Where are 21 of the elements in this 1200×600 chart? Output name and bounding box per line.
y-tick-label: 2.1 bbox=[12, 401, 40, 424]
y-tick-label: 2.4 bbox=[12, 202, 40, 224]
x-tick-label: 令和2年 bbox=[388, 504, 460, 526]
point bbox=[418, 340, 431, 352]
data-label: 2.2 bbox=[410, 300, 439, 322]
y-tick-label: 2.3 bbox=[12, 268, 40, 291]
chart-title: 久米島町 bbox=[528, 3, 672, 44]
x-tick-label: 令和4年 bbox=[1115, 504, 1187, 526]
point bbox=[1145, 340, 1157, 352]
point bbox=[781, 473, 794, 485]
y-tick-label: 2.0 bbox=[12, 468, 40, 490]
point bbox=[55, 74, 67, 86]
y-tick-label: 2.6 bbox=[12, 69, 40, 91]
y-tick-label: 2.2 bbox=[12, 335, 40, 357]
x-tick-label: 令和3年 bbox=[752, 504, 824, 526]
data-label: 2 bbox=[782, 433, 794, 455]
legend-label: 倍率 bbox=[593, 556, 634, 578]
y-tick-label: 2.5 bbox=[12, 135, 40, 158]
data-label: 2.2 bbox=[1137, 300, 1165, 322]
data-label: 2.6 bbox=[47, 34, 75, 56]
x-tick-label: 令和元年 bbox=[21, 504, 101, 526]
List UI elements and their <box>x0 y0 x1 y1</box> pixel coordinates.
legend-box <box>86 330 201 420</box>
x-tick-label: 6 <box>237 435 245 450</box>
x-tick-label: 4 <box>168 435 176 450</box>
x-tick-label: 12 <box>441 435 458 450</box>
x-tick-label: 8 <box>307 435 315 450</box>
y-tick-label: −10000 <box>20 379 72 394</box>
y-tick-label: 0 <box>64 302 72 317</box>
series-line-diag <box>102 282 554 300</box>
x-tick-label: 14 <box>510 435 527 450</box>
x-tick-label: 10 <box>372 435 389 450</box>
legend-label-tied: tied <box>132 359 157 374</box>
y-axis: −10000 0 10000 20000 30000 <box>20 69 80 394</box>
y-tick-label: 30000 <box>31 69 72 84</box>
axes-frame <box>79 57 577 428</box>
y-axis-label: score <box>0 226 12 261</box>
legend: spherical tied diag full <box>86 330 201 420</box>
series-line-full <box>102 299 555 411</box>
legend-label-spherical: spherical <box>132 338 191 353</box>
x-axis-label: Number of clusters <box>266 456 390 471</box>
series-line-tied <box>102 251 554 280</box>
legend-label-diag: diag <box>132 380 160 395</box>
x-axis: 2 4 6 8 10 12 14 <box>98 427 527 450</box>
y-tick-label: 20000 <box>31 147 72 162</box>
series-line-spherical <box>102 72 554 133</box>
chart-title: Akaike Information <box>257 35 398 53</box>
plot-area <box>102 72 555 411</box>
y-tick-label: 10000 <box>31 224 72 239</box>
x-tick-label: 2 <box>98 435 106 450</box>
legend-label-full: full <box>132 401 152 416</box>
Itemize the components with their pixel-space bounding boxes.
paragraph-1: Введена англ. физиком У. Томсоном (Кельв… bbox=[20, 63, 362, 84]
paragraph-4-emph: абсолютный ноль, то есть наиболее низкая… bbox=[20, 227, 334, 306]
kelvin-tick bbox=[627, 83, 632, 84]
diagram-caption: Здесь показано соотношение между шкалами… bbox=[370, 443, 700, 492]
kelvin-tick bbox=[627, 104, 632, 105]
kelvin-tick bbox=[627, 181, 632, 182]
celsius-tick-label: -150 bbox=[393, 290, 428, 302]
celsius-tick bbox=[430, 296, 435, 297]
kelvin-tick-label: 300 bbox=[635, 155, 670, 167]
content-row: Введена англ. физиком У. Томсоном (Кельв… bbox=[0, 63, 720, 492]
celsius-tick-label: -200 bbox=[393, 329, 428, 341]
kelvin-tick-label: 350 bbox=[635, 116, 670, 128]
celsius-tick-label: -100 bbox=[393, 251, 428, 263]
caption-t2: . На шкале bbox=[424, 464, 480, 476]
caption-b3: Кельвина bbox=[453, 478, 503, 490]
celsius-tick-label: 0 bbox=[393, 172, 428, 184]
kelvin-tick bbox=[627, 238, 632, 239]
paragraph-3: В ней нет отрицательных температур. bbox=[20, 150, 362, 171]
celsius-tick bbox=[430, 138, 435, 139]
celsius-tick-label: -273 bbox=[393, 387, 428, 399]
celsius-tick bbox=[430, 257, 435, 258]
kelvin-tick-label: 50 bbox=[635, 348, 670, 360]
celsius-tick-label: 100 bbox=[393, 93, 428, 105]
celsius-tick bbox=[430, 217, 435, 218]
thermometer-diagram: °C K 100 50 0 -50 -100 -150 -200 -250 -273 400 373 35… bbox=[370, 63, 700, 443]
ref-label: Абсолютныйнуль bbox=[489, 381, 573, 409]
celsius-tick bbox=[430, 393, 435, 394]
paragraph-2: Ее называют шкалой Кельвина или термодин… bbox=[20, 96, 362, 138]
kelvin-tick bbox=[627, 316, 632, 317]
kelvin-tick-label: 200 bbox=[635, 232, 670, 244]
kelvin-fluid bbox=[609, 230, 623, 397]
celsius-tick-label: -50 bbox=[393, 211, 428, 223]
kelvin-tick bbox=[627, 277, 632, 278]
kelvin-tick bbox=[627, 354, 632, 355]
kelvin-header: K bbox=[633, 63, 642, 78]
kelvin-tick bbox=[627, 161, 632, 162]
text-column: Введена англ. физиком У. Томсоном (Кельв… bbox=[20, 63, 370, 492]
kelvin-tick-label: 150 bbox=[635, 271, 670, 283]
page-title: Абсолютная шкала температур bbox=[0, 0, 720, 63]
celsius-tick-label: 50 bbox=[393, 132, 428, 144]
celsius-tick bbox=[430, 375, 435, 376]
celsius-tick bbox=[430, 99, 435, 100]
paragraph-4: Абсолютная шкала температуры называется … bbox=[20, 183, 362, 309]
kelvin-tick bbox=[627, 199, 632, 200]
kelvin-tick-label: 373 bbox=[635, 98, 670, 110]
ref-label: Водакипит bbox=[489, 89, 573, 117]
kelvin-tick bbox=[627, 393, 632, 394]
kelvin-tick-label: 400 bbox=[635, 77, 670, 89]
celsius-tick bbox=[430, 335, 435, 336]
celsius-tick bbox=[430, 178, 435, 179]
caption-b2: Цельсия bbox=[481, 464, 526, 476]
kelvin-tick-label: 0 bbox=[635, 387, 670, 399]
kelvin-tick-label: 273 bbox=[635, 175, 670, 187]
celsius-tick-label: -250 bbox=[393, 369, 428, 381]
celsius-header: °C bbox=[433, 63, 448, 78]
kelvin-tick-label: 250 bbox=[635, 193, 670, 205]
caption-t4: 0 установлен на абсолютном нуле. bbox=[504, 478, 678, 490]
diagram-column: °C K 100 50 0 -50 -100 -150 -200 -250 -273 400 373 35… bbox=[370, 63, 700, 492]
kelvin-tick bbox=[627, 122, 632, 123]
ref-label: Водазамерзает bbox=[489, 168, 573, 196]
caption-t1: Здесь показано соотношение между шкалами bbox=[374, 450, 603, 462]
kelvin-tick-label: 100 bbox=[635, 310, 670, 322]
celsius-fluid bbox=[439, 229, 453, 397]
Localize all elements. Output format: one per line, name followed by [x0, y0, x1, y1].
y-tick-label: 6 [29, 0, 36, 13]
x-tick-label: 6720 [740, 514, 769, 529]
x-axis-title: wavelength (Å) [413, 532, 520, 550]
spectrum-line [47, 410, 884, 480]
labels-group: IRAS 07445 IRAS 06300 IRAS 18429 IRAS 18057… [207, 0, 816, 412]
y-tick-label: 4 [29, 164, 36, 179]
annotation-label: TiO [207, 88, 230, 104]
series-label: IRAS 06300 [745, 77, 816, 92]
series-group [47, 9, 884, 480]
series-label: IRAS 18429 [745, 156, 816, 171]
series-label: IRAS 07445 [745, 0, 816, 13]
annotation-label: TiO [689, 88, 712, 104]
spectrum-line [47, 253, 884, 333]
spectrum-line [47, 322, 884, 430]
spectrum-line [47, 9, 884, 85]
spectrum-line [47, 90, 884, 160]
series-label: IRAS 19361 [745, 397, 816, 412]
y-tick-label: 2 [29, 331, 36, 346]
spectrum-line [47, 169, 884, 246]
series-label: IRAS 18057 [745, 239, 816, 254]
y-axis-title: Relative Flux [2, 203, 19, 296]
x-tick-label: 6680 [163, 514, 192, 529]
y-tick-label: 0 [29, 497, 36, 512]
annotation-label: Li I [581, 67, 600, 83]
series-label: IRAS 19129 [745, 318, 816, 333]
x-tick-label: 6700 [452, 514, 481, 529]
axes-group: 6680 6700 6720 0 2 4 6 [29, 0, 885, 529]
────────
• [Exercise directions]
Starting at the beginning of the items and continuing through the line with "x-tick-label: 令和4年 bbox=[1115, 504, 1187, 526]", rewrite those lines as a JSON list of strings, one string per line, with blank lines left out.

• [Exercise response]
[
  "Where are 21 of the elements in this 1200×600 chart? Output name and bounding box per line.",
  "y-tick-label: 2.1 bbox=[12, 401, 40, 424]",
  "y-tick-label: 2.4 bbox=[12, 202, 40, 224]",
  "x-tick-label: 令和2年 bbox=[388, 504, 460, 526]",
  "point bbox=[418, 340, 431, 352]",
  "data-label: 2.2 bbox=[410, 300, 439, 322]",
  "y-tick-label: 2.3 bbox=[12, 268, 40, 291]",
  "chart-title: 久米島町 bbox=[528, 3, 672, 44]",
  "x-tick-label: 令和4年 bbox=[1115, 504, 1187, 526]"
]